Stored entries:
*-*-*
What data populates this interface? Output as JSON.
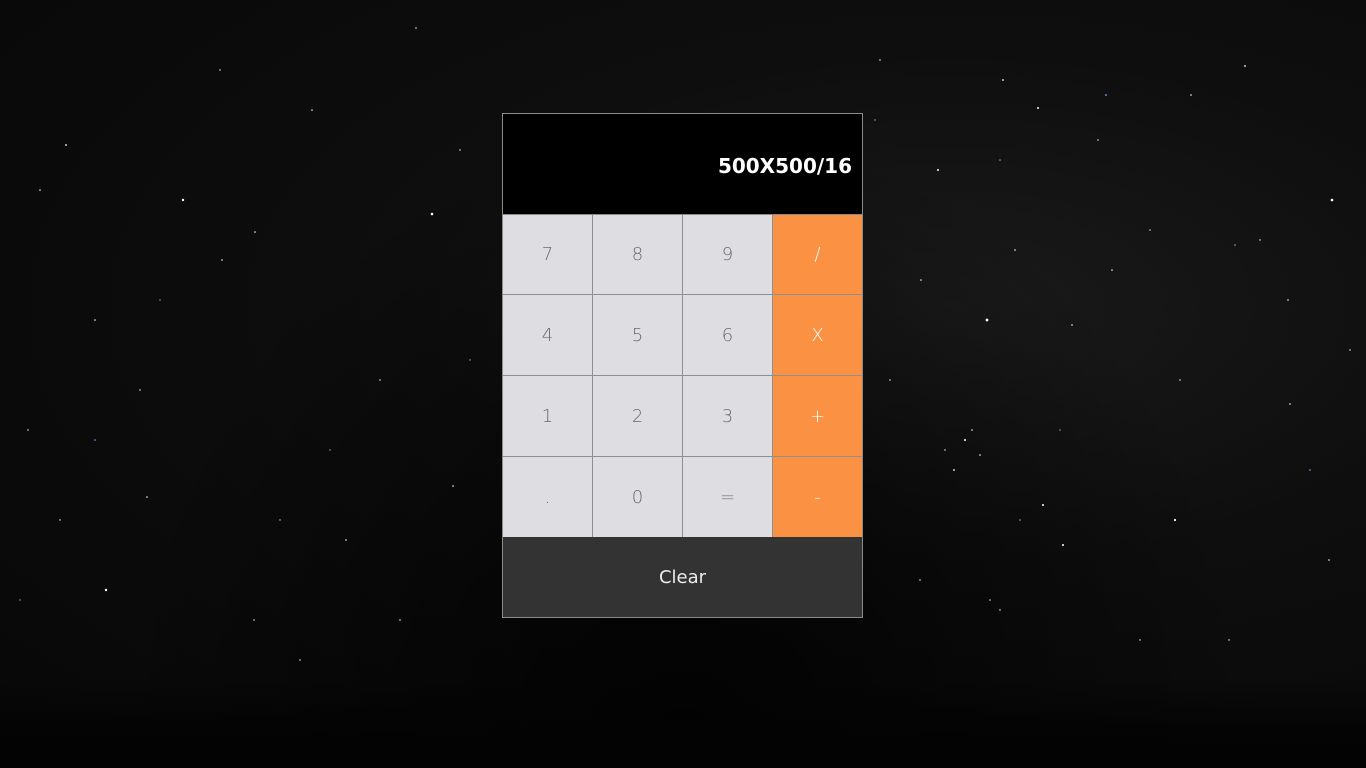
{
  "display": {
    "expression": "500X500/16"
  },
  "keypad": {
    "rows": [
      [
        "7",
        "8",
        "9",
        "/"
      ],
      [
        "4",
        "5",
        "6",
        "X"
      ],
      [
        "1",
        "2",
        "3",
        "+"
      ],
      [
        ".",
        "0",
        "=",
        "-"
      ]
    ]
  },
  "clear_label": "Clear",
  "colors": {
    "display_bg": "#000000",
    "number_key_bg": "#dedee2",
    "operator_key_bg": "#fb9142",
    "clear_bg": "#333333"
  }
}
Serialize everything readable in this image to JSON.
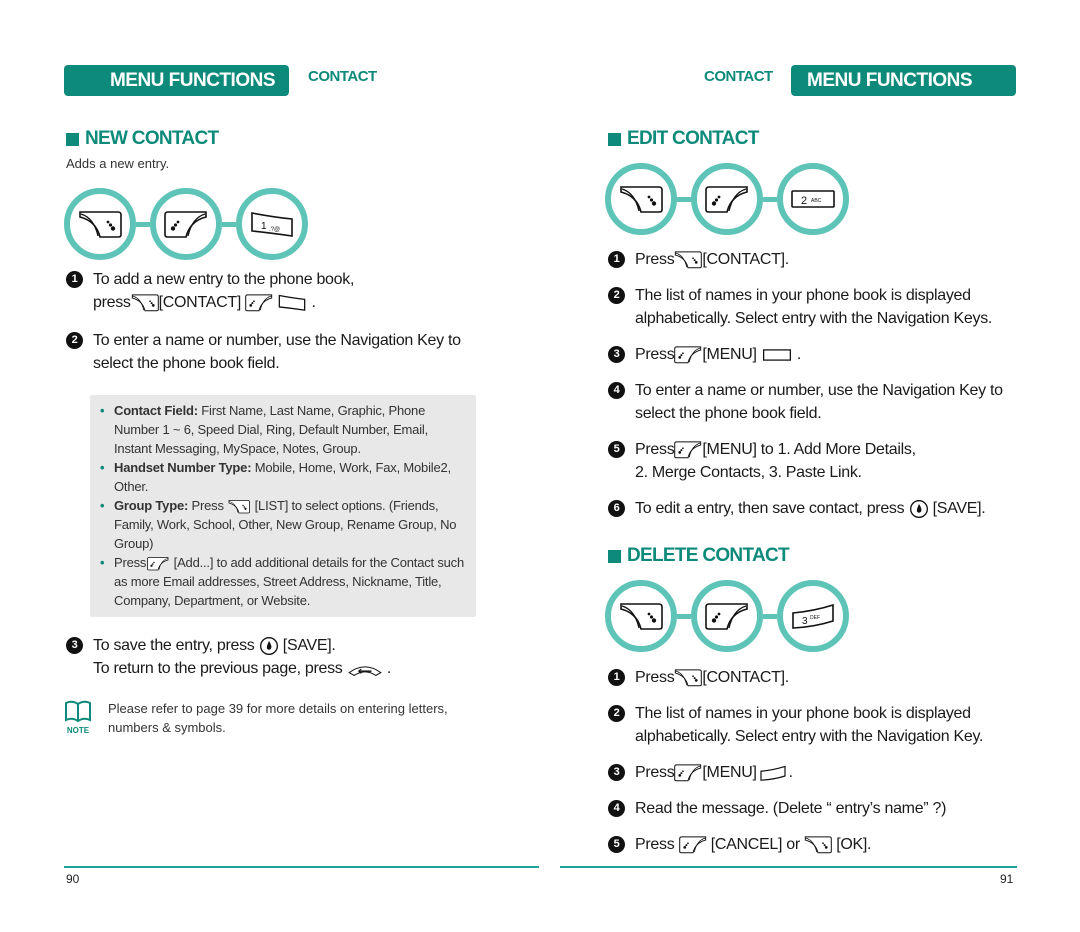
{
  "left_page": {
    "header": {
      "bar_label": "MENU FUNCTIONS",
      "tab_label": "CONTACT"
    },
    "section": {
      "title": "NEW CONTACT",
      "subtitle": "Adds a new entry.",
      "key_sequence": [
        "right-soft-key-icon",
        "left-soft-key-icon",
        "key-1-icon"
      ],
      "steps": [
        {
          "num": "1",
          "line1": "To add a new entry to the phone book,",
          "press": "press",
          "contact": "[CONTACT]",
          "end": "."
        },
        {
          "num": "2",
          "text": "To enter a name or number, use the Navigation Key to select the phone book field."
        },
        {
          "num": "3",
          "line1_a": "To save the entry, press",
          "line1_b": "[SAVE].",
          "line2_a": "To return to the previous page, press",
          "line2_b": "."
        }
      ],
      "details": [
        {
          "label": "Contact Field:",
          "text": "First Name, Last Name, Graphic, Phone Number 1 ~ 6, Speed Dial, Ring, Default Number, Email, Instant Messaging, MySpace, Notes, Group."
        },
        {
          "label": "Handset Number Type:",
          "text": "Mobile, Home, Work, Fax, Mobile2, Other."
        },
        {
          "label": "Group Type:",
          "text_a": "Press",
          "text_b": "[LIST] to select options. (Friends, Family, Work, School, Other, New Group, Rename Group, No Group)"
        },
        {
          "text_a": "Press",
          "text_b": "[Add...] to add additional details for the Contact such as more Email addresses, Street Address, Nickname, Title, Company, Department, or Website."
        }
      ],
      "note": {
        "icon_label": "NOTE",
        "text": "Please refer to page 39 for more details on entering letters, numbers & symbols."
      }
    },
    "page_number": "90"
  },
  "right_page": {
    "header": {
      "bar_label": "MENU FUNCTIONS",
      "tab_label": "CONTACT"
    },
    "edit_section": {
      "title": "EDIT CONTACT",
      "key_sequence": [
        "right-soft-key-icon",
        "left-soft-key-icon",
        "key-2-icon"
      ],
      "steps": [
        {
          "num": "1",
          "a": "Press",
          "b": "[CONTACT]."
        },
        {
          "num": "2",
          "text": "The list of names in your phone book is displayed alphabetically. Select entry with the Navigation Keys."
        },
        {
          "num": "3",
          "a": "Press",
          "b": "[MENU]",
          "c": "."
        },
        {
          "num": "4",
          "text": "To enter a name or number, use the Navigation Key to select the phone book field."
        },
        {
          "num": "5",
          "a": "Press",
          "b": "[MENU] to 1. Add More Details,",
          "c": "2. Merge Contacts, 3. Paste Link."
        },
        {
          "num": "6",
          "a": "To edit a entry, then save contact, press",
          "b": "[SAVE]."
        }
      ]
    },
    "delete_section": {
      "title": "DELETE CONTACT",
      "key_sequence": [
        "right-soft-key-icon",
        "left-soft-key-icon",
        "key-3-icon"
      ],
      "steps": [
        {
          "num": "1",
          "a": "Press",
          "b": "[CONTACT]."
        },
        {
          "num": "2",
          "text": "The list of names in your phone book is displayed alphabetically. Select entry with the Navigation Key."
        },
        {
          "num": "3",
          "a": "Press",
          "b": "[MENU]",
          "c": "."
        },
        {
          "num": "4",
          "text": "Read the message. (Delete “ entry’s name” ?)"
        },
        {
          "num": "5",
          "a": "Press",
          "b": "[CANCEL] or",
          "c": "[OK]."
        }
      ]
    },
    "page_number": "91"
  },
  "key_labels": {
    "key1": "1",
    "key1_sub": ".?@",
    "key2": "2",
    "key2_sub": "ABC",
    "key3": "3",
    "key3_sub": "DEF"
  },
  "colors": {
    "accent": "#0e8a7b",
    "ring": "#5ec4b7",
    "box": "#e8e8e8"
  }
}
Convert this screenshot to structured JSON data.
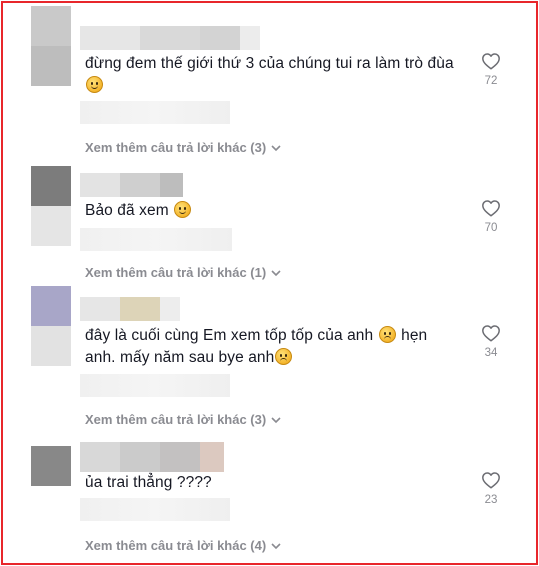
{
  "comments": [
    {
      "text": "đừng đem thế giới thứ 3 của chúng tui ra làm trò đùa",
      "emoji": "grinning-sweat-emoji",
      "likes": "72",
      "replies": "Xem thêm câu trả lời khác (3)",
      "avatar_color": "#c9c9c9"
    },
    {
      "text": "Bảo đã xem",
      "emoji": "smiling-emoji",
      "likes": "70",
      "replies": "Xem thêm câu trả lời khác (1)",
      "avatar_color": "#7c7c7c"
    },
    {
      "text_line1": "đây là cuối cùng Em xem tốp tốp của anh",
      "text_mid": "hẹn",
      "text_line2": "anh. mấy năm sau bye anh",
      "emoji": "frowning-emoji",
      "likes": "34",
      "replies": "Xem thêm câu trả lời khác (3)",
      "avatar_color": "#a8a6c8"
    },
    {
      "text": "ủa trai thẳng ????",
      "likes": "23",
      "replies": "Xem thêm câu trả lời khác (4)",
      "avatar_color": "#888888"
    }
  ],
  "colors": {
    "border": "#e8262b",
    "text": "#161823",
    "muted": "#8a8b91"
  }
}
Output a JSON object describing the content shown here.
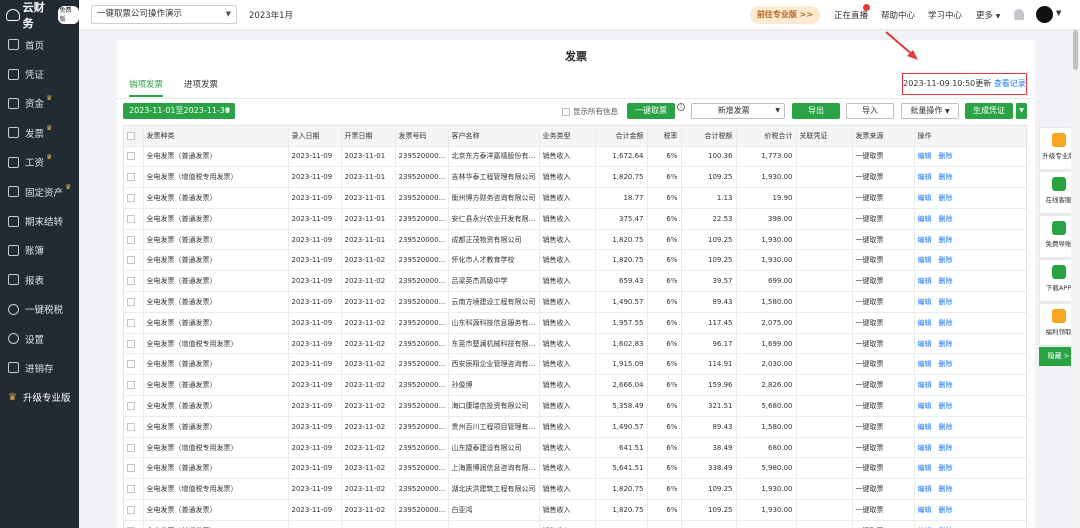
{
  "sidebar": {
    "logo_text": "云财务",
    "logo_badge": "免费版",
    "items": [
      {
        "label": "首页",
        "crown": false
      },
      {
        "label": "凭证",
        "crown": false
      },
      {
        "label": "资金",
        "crown": true
      },
      {
        "label": "发票",
        "crown": true
      },
      {
        "label": "工资",
        "crown": true
      },
      {
        "label": "固定资产",
        "crown": true
      },
      {
        "label": "期末结转",
        "crown": false
      },
      {
        "label": "账簿",
        "crown": false
      },
      {
        "label": "报表",
        "crown": false
      },
      {
        "label": "一键税税",
        "crown": false
      },
      {
        "label": "设置",
        "crown": false
      },
      {
        "label": "进销存",
        "crown": false
      }
    ],
    "upgrade_label": "升级专业版"
  },
  "header": {
    "company": "一键取票公司操作演示",
    "period": "2023年1月",
    "pro_label": "前往专业版 >>",
    "live": "正在直播",
    "help": "帮助中心",
    "learn": "学习中心",
    "more": "更多"
  },
  "page": {
    "title": "发票",
    "tabs": [
      "销项发票",
      "进项发票"
    ],
    "update_time": "2023-11-09 10:50更新",
    "view_records": "查看记录"
  },
  "toolbar": {
    "date_range": "2023-11-01至2023-11-30",
    "show_all": "显示所有信息",
    "fetch": "一键取票",
    "new_invoice": "新增发票",
    "export": "导出",
    "import": "导入",
    "batch": "批量操作",
    "gen_voucher": "生成凭证"
  },
  "table": {
    "columns": [
      "发票种类",
      "录入日期",
      "开票日期",
      "发票号码",
      "客户名称",
      "业务类型",
      "合计金额",
      "税率",
      "合计税额",
      "价税合计",
      "关联凭证",
      "发票来源",
      "操作"
    ],
    "edit": "编辑",
    "delete": "删除",
    "rows": [
      [
        "全电发票（普通发票）",
        "2023-11-09",
        "2023-11-01",
        "239520000...",
        "北京东方泰洋嘉禧股份有...",
        "销售收入",
        "1,672.64",
        "6%",
        "100.36",
        "1,773.00",
        "",
        "一键取票"
      ],
      [
        "全电发票（增值税专用发票）",
        "2023-11-09",
        "2023-11-01",
        "239520000...",
        "吉林华泰工程管理有限公司",
        "销售收入",
        "1,820.75",
        "6%",
        "109.25",
        "1,930.00",
        "",
        "一键取票"
      ],
      [
        "全电发票（普通发票）",
        "2023-11-09",
        "2023-11-01",
        "239520000...",
        "衡州博方财务咨询有限公司",
        "销售收入",
        "18.77",
        "6%",
        "1.13",
        "19.90",
        "",
        "一键取票"
      ],
      [
        "全电发票（普通发票）",
        "2023-11-09",
        "2023-11-01",
        "239520000...",
        "安仁县永兴农业开发有限...",
        "销售收入",
        "375.47",
        "6%",
        "22.53",
        "398.00",
        "",
        "一键取票"
      ],
      [
        "全电发票（普通发票）",
        "2023-11-09",
        "2023-11-01",
        "239520000...",
        "成都正茂物资有限公司",
        "销售收入",
        "1,820.75",
        "6%",
        "109.25",
        "1,930.00",
        "",
        "一键取票"
      ],
      [
        "全电发票（普通发票）",
        "2023-11-09",
        "2023-11-02",
        "239520000...",
        "怀化市人才教育学校",
        "销售收入",
        "1,820.75",
        "6%",
        "109.25",
        "1,930.00",
        "",
        "一键取票"
      ],
      [
        "全电发票（普通发票）",
        "2023-11-09",
        "2023-11-02",
        "239520000...",
        "吕梁英杰高级中学",
        "销售收入",
        "659.43",
        "6%",
        "39.57",
        "699.00",
        "",
        "一键取票"
      ],
      [
        "全电发票（普通发票）",
        "2023-11-09",
        "2023-11-02",
        "239520000...",
        "云南方境建设工程有限公司",
        "销售收入",
        "1,490.57",
        "6%",
        "89.43",
        "1,580.00",
        "",
        "一键取票"
      ],
      [
        "全电发票（普通发票）",
        "2023-11-09",
        "2023-11-02",
        "239520000...",
        "山东科源科技信息服务有...",
        "销售收入",
        "1,957.55",
        "6%",
        "117.45",
        "2,075.00",
        "",
        "一键取票"
      ],
      [
        "全电发票（增值税专用发票）",
        "2023-11-09",
        "2023-11-02",
        "239520000...",
        "东莞市楚澜机械科技有限...",
        "销售收入",
        "1,602.83",
        "6%",
        "96.17",
        "1,699.00",
        "",
        "一键取票"
      ],
      [
        "全电发票（普通发票）",
        "2023-11-09",
        "2023-11-02",
        "239520000...",
        "西安辰翔企业管理咨询有...",
        "销售收入",
        "1,915.09",
        "6%",
        "114.91",
        "2,030.00",
        "",
        "一键取票"
      ],
      [
        "全电发票（普通发票）",
        "2023-11-09",
        "2023-11-02",
        "239520000...",
        "孙俊博",
        "销售收入",
        "2,666.04",
        "6%",
        "159.96",
        "2,826.00",
        "",
        "一键取票"
      ],
      [
        "全电发票（普通发票）",
        "2023-11-09",
        "2023-11-02",
        "239520000...",
        "海口康瑞信投资有限公司",
        "销售收入",
        "5,358.49",
        "6%",
        "321.51",
        "5,680.00",
        "",
        "一键取票"
      ],
      [
        "全电发票（普通发票）",
        "2023-11-09",
        "2023-11-02",
        "239520000...",
        "贵州百川工程项目管理有...",
        "销售收入",
        "1,490.57",
        "6%",
        "89.43",
        "1,580.00",
        "",
        "一键取票"
      ],
      [
        "全电发票（增值税专用发票）",
        "2023-11-09",
        "2023-11-02",
        "239520000...",
        "山东捷泰建设有限公司",
        "销售收入",
        "641.51",
        "6%",
        "38.49",
        "680.00",
        "",
        "一键取票"
      ],
      [
        "全电发票（普通发票）",
        "2023-11-09",
        "2023-11-02",
        "239520000...",
        "上海惠博润信息咨询有限...",
        "销售收入",
        "5,641.51",
        "6%",
        "338.49",
        "5,980.00",
        "",
        "一键取票"
      ],
      [
        "全电发票（增值税专用发票）",
        "2023-11-09",
        "2023-11-02",
        "239520000...",
        "湖北庆洪建筑工程有限公司",
        "销售收入",
        "1,820.75",
        "6%",
        "109.25",
        "1,930.00",
        "",
        "一键取票"
      ],
      [
        "全电发票（普通发票）",
        "2023-11-09",
        "2023-11-02",
        "239520000...",
        "白亚鸿",
        "销售收入",
        "1,820.75",
        "6%",
        "109.25",
        "1,930.00",
        "",
        "一键取票"
      ],
      [
        "全电发票（普通发票）",
        "2023-11-09",
        "2023-11-02",
        "239520000...",
        "",
        "销售收入",
        "",
        "6%",
        "",
        "",
        "",
        "一键取票"
      ]
    ]
  },
  "float_panel": {
    "items": [
      "升级专业版",
      "在线客服",
      "免费导账",
      "下载APP",
      "福利领取"
    ],
    "hide": "隐藏 >"
  },
  "colors": {
    "accent": "#2aa344",
    "link": "#1677ff",
    "sidebar_bg": "#222a33",
    "highlight": "#e53935"
  }
}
*-*-*
## OBJECTIVE
Note how many lines in the material hold the word "Type", and give that number with nothing added.

## EXPECTED ANSWER
2